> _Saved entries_
────────────────

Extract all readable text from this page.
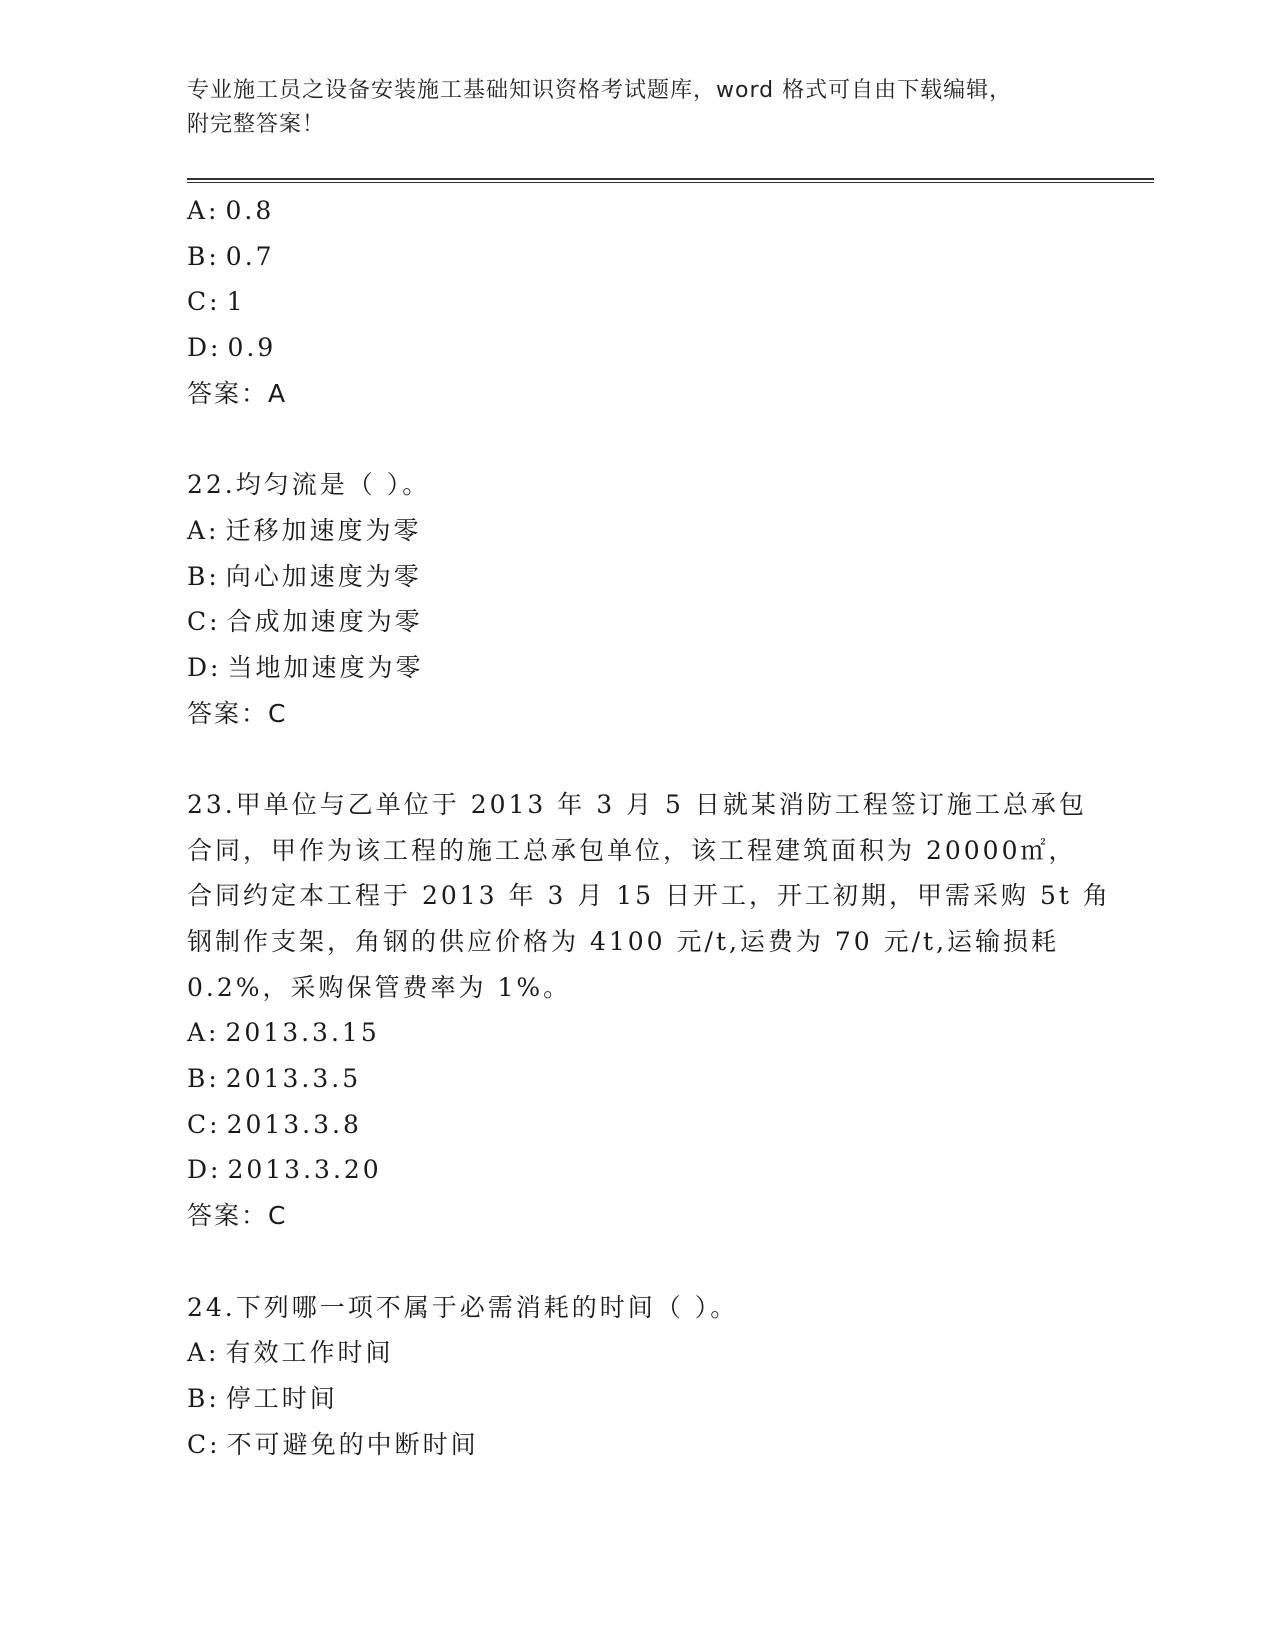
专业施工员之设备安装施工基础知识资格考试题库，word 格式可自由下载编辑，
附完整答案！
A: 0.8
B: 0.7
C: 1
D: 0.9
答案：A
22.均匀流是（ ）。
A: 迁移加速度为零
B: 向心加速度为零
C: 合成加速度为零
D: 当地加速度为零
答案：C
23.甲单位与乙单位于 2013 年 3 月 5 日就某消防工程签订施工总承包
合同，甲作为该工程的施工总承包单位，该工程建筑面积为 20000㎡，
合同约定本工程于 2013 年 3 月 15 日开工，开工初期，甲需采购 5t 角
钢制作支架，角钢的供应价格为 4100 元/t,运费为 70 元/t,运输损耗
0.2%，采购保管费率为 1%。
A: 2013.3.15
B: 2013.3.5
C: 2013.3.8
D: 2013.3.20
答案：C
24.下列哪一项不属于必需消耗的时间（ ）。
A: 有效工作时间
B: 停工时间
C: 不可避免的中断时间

────────────────

Skip every picture and transcribe the data above exactly.

> _Output of the task_
Extract all readable text from this page.
专业施工员之设备安装施工基础知识资格考试题库，word 格式可自由下载编辑，
附完整答案！
A: 0.8
B: 0.7
C: 1
D: 0.9
答案：A
22.均匀流是（ ）。
A: 迁移加速度为零
B: 向心加速度为零
C: 合成加速度为零
D: 当地加速度为零
答案：C
23.甲单位与乙单位于 2013 年 3 月 5 日就某消防工程签订施工总承包
合同，甲作为该工程的施工总承包单位，该工程建筑面积为 20000㎡，
合同约定本工程于 2013 年 3 月 15 日开工，开工初期，甲需采购 5t 角
钢制作支架，角钢的供应价格为 4100 元/t,运费为 70 元/t,运输损耗
0.2%，采购保管费率为 1%。
A: 2013.3.15
B: 2013.3.5
C: 2013.3.8
D: 2013.3.20
答案：C
24.下列哪一项不属于必需消耗的时间（ ）。
A: 有效工作时间
B: 停工时间
C: 不可避免的中断时间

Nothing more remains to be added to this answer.